Data tied to figure images:
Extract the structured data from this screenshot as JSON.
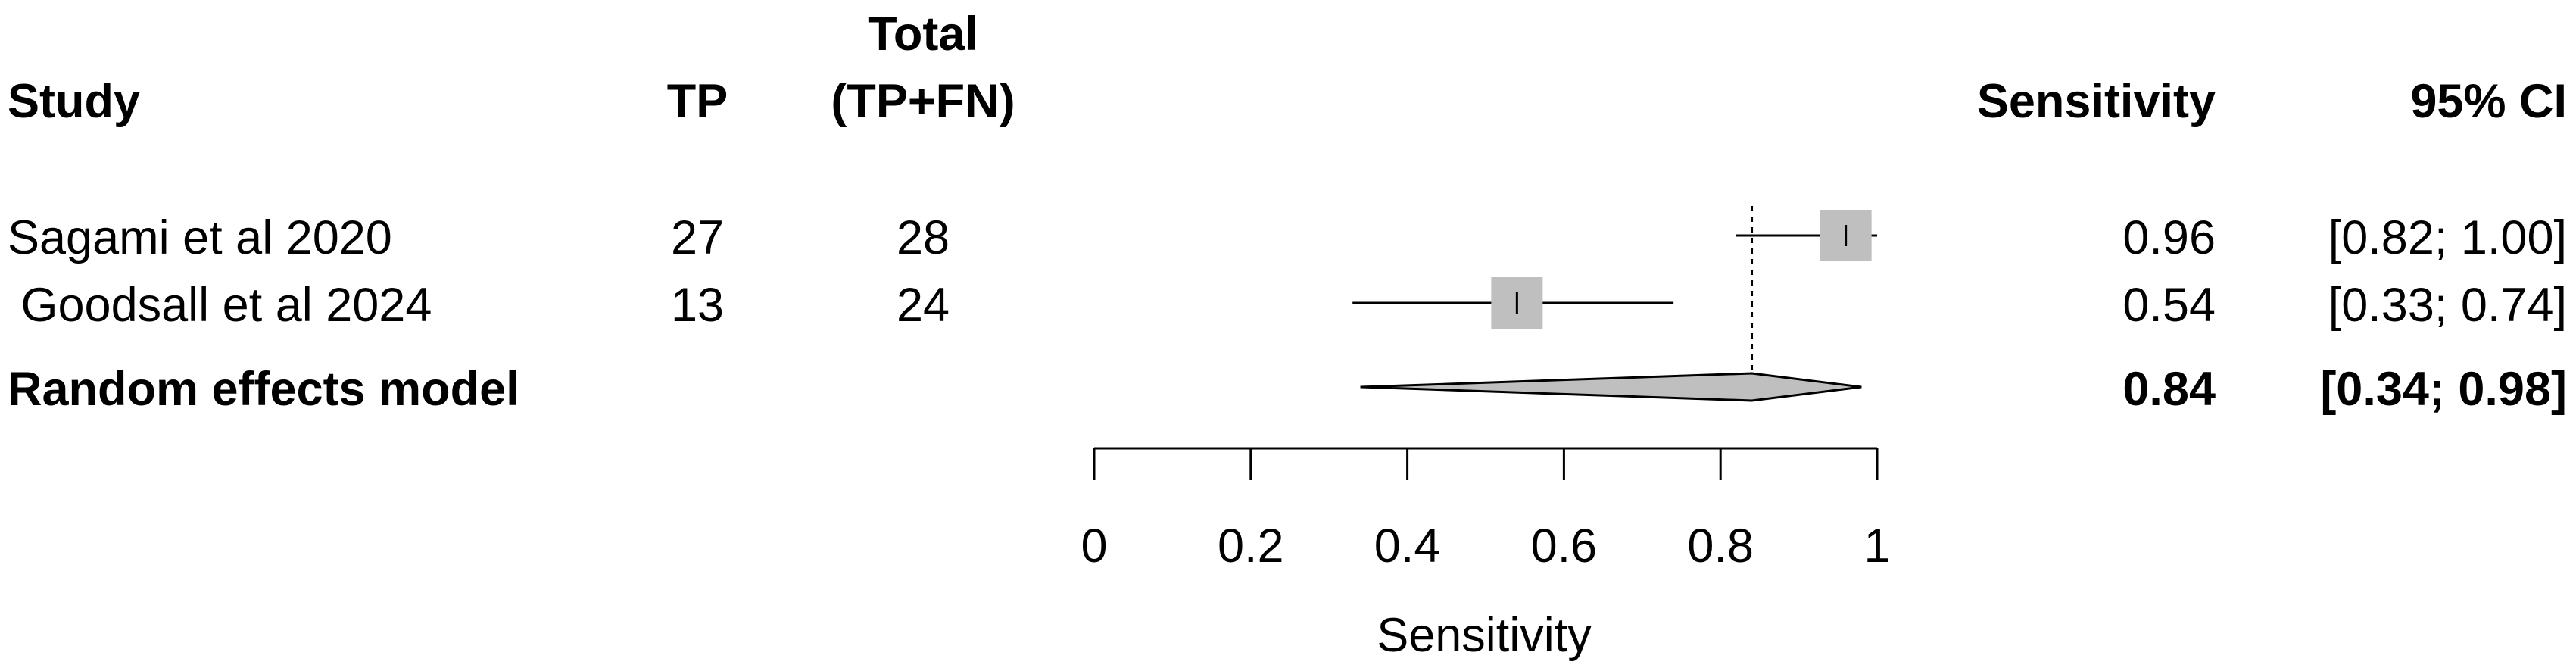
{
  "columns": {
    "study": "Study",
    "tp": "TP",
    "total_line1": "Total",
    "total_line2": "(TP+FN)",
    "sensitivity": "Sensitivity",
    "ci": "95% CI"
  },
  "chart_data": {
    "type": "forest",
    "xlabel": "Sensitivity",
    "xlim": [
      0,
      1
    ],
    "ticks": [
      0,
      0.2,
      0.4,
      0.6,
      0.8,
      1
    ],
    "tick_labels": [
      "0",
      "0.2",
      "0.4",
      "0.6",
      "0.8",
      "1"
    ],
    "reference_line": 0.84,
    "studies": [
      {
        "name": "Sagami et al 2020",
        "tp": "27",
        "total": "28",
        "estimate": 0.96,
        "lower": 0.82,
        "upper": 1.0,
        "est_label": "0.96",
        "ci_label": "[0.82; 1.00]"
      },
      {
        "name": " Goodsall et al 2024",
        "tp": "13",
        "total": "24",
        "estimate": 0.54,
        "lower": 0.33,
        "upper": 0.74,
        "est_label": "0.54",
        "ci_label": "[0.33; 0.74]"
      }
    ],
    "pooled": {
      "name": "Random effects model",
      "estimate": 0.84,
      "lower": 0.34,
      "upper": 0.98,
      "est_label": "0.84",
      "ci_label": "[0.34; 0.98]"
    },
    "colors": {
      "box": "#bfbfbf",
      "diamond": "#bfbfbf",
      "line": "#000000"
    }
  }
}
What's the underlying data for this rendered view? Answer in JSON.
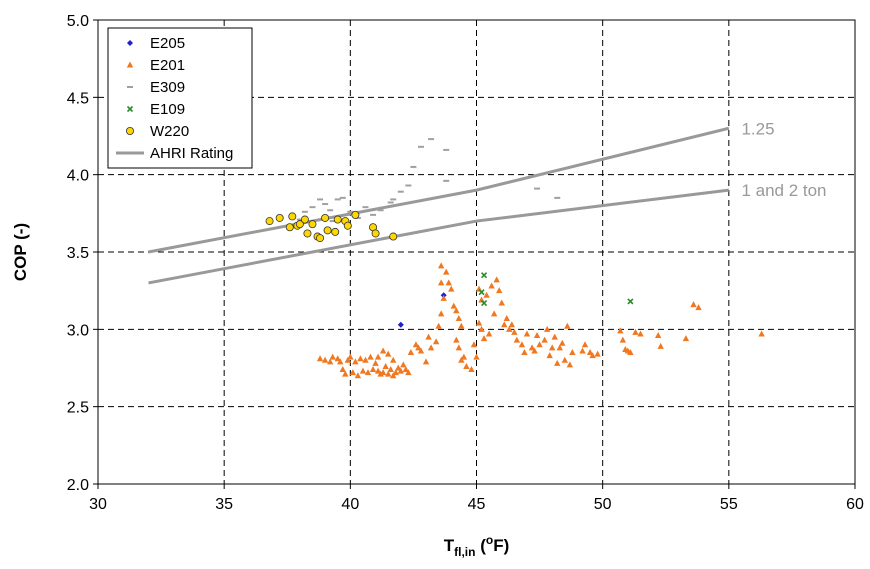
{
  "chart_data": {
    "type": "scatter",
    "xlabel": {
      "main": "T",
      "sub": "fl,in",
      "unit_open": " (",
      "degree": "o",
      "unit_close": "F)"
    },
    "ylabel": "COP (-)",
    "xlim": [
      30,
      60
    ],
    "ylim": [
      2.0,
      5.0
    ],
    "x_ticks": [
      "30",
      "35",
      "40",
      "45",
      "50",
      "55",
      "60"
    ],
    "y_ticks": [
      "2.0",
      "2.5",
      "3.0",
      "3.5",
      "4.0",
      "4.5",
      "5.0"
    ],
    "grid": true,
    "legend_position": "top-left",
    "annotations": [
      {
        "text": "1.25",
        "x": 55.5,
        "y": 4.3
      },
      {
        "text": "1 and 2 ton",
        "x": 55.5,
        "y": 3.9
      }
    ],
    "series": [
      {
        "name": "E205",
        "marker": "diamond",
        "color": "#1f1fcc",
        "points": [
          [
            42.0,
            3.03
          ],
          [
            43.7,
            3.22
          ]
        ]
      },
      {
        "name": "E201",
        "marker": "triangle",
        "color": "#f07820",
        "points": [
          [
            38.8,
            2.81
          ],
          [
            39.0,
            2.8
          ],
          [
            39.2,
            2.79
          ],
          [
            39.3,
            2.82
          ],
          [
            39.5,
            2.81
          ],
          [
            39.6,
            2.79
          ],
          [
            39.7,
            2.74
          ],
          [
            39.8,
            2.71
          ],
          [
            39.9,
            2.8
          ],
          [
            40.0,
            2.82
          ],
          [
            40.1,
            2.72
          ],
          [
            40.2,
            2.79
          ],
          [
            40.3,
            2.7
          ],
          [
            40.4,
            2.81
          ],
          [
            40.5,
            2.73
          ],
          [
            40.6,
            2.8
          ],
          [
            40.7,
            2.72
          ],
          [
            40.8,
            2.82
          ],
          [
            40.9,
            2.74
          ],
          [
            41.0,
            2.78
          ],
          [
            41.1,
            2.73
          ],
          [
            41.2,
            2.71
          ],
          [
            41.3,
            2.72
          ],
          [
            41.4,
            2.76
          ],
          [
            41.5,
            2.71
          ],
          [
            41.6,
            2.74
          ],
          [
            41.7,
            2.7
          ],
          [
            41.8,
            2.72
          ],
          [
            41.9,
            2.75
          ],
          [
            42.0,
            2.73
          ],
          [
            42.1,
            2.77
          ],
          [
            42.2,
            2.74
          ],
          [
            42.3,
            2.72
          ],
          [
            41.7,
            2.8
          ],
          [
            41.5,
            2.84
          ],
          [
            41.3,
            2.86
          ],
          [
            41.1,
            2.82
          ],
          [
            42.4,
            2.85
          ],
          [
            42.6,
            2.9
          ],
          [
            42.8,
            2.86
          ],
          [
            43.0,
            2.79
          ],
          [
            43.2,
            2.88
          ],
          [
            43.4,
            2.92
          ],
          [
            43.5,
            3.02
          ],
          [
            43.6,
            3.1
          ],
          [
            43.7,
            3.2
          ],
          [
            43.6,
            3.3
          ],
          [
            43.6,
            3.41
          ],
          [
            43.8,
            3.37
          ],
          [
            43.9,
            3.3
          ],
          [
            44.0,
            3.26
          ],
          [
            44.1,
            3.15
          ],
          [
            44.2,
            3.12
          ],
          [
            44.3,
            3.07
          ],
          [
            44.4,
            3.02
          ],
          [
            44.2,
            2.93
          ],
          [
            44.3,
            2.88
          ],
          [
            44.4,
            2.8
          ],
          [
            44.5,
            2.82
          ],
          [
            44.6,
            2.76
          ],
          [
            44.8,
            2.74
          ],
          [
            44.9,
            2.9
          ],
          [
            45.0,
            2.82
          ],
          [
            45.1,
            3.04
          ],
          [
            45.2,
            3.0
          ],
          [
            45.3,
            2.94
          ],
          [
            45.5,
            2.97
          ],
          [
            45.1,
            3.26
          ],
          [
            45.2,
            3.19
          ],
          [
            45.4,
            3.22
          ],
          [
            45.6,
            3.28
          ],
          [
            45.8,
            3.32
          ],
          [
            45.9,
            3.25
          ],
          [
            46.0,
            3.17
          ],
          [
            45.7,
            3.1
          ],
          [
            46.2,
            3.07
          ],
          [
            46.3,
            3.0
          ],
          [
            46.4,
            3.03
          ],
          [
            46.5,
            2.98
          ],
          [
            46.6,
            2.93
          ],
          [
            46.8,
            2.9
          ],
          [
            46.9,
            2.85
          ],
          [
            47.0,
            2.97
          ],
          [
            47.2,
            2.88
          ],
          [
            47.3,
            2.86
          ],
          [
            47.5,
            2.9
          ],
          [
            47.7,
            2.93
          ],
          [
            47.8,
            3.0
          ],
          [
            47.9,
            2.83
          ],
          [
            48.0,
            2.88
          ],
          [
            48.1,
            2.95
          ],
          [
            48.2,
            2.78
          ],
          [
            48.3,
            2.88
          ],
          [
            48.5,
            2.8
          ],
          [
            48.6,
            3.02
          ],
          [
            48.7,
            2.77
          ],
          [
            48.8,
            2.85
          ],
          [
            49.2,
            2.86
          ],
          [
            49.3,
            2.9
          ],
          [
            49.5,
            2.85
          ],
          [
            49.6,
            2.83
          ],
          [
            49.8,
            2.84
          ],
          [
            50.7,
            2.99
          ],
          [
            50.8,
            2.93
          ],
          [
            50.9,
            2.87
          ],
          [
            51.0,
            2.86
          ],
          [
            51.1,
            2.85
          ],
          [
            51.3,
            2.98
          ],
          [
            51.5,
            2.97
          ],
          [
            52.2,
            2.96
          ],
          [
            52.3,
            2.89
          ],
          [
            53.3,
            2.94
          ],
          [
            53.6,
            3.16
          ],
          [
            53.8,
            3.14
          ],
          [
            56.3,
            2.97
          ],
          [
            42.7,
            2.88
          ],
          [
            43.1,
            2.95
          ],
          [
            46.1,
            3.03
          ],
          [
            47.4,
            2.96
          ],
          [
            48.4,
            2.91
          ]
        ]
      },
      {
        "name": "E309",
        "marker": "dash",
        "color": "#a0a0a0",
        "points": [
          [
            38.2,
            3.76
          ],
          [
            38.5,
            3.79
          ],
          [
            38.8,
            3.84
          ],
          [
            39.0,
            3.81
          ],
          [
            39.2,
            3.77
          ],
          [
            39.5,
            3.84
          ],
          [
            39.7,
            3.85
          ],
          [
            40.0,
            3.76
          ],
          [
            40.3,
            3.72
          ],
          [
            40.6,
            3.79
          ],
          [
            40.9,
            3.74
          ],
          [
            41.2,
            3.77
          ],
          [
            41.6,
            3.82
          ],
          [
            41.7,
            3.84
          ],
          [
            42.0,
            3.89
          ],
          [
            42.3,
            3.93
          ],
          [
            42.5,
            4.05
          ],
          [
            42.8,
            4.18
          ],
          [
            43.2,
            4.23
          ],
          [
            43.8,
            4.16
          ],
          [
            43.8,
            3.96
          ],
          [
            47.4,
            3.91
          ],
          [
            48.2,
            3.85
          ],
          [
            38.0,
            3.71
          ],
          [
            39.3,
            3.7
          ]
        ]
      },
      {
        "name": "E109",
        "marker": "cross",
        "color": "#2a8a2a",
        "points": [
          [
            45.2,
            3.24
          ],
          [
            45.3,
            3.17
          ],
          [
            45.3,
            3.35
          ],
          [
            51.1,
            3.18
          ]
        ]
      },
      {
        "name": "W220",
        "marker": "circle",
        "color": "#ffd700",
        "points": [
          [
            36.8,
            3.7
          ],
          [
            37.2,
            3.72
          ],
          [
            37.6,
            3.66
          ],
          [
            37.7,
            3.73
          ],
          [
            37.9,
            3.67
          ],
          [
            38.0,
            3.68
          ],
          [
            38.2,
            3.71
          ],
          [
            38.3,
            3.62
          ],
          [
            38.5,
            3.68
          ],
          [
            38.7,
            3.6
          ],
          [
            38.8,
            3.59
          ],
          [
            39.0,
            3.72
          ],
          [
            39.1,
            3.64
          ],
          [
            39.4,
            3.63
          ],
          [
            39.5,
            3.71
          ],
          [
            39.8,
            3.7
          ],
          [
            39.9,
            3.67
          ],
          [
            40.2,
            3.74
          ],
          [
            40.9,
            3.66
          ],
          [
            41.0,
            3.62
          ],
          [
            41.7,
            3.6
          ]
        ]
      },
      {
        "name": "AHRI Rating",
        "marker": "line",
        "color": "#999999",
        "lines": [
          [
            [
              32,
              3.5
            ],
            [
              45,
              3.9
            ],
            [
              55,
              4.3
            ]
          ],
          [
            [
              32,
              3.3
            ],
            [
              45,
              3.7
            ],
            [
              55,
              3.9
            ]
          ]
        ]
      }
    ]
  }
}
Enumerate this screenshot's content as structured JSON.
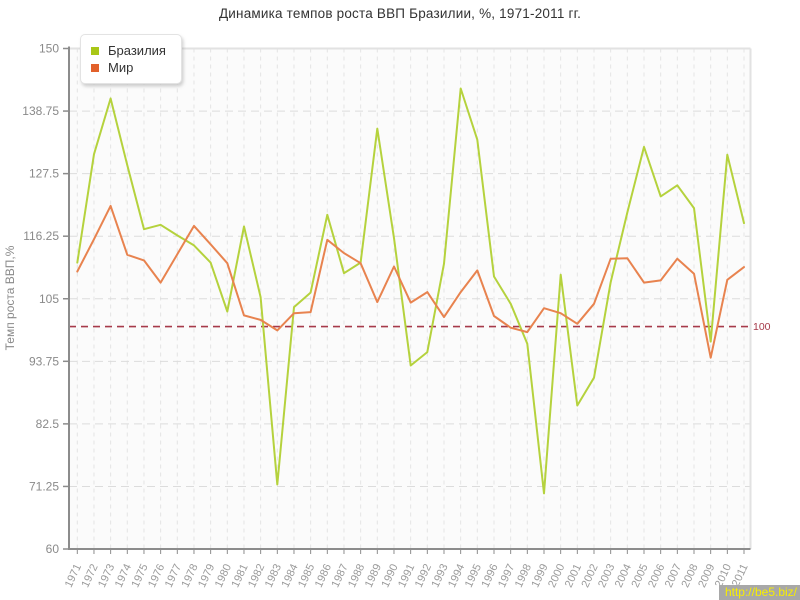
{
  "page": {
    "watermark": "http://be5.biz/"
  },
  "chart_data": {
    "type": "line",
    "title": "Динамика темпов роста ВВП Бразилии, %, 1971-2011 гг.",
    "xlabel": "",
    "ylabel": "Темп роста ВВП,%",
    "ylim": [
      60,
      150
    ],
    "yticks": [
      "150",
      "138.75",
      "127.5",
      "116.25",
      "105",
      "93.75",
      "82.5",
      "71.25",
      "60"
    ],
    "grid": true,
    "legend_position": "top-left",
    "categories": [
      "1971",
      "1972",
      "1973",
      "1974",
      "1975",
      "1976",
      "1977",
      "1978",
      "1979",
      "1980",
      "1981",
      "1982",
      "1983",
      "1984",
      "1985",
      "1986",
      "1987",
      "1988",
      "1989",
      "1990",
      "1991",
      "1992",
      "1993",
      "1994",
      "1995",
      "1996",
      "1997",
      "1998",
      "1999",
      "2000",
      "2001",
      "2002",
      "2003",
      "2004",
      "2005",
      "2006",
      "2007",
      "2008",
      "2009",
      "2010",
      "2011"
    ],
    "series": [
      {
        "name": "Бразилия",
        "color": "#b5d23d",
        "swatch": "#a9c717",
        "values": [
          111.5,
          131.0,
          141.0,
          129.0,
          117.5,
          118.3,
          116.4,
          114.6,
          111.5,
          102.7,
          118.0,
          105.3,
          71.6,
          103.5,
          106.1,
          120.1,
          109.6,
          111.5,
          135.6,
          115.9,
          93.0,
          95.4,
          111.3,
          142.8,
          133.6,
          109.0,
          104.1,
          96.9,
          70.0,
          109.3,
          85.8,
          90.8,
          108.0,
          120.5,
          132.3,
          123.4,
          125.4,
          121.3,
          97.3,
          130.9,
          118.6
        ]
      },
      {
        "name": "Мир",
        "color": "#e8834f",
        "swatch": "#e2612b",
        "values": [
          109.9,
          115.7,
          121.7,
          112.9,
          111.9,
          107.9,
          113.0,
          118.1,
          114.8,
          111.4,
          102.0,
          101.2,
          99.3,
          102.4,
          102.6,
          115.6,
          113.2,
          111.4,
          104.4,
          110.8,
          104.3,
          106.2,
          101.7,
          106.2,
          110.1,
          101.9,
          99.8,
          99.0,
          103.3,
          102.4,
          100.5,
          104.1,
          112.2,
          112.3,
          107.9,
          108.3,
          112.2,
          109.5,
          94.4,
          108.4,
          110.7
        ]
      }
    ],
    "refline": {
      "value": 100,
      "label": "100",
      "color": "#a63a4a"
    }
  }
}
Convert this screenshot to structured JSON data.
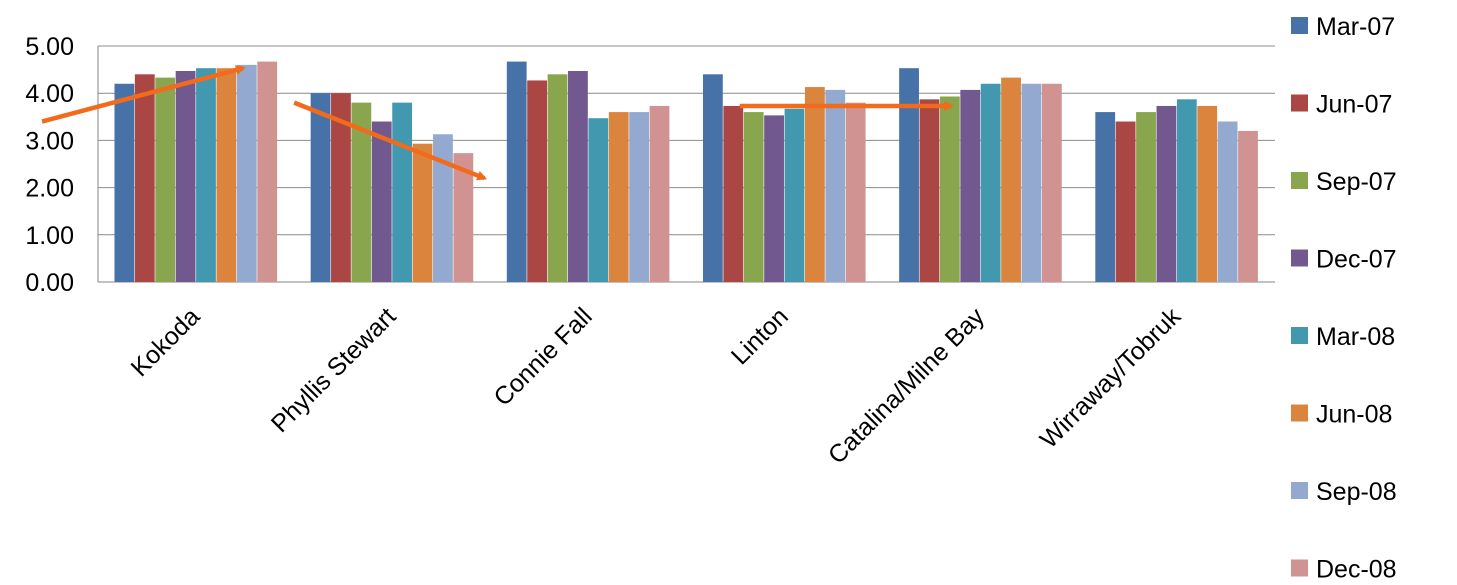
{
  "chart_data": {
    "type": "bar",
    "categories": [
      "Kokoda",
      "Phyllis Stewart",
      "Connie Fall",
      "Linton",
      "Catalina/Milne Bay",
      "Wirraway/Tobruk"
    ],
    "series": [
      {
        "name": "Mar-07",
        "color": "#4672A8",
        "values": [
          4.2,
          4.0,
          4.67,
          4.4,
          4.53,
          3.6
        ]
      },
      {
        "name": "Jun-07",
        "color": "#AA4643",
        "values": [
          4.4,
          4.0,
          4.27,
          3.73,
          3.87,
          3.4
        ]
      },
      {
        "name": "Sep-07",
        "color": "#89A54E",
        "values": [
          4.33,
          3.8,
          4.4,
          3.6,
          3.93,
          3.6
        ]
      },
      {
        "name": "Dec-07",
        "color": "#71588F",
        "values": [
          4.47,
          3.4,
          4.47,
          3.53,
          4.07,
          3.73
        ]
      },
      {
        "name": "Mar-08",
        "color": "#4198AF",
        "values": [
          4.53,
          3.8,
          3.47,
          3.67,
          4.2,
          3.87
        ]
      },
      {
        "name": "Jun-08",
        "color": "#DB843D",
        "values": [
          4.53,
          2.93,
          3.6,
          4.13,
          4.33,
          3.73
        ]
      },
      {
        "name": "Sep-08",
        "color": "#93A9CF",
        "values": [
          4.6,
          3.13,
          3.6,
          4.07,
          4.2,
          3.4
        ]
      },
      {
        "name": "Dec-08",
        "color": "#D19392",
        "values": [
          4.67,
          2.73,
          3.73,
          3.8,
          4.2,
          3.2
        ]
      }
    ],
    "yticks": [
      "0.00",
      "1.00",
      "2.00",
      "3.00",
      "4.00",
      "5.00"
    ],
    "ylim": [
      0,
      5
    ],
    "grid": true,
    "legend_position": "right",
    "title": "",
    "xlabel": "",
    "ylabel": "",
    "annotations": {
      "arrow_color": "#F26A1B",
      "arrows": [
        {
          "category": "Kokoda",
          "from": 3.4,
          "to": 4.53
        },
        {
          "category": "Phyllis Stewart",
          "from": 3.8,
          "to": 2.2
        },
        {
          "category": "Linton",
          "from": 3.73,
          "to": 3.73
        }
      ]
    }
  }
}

▸ **TASK DESCRIPTION**
Leave out every line without the string "from" and copy the rest.

▸ **SOLVED EXERCISE**
Extract the structured data from this screenshot as JSON.
          "from": 3.4,
          "from": 3.8,
          "from": 3.73,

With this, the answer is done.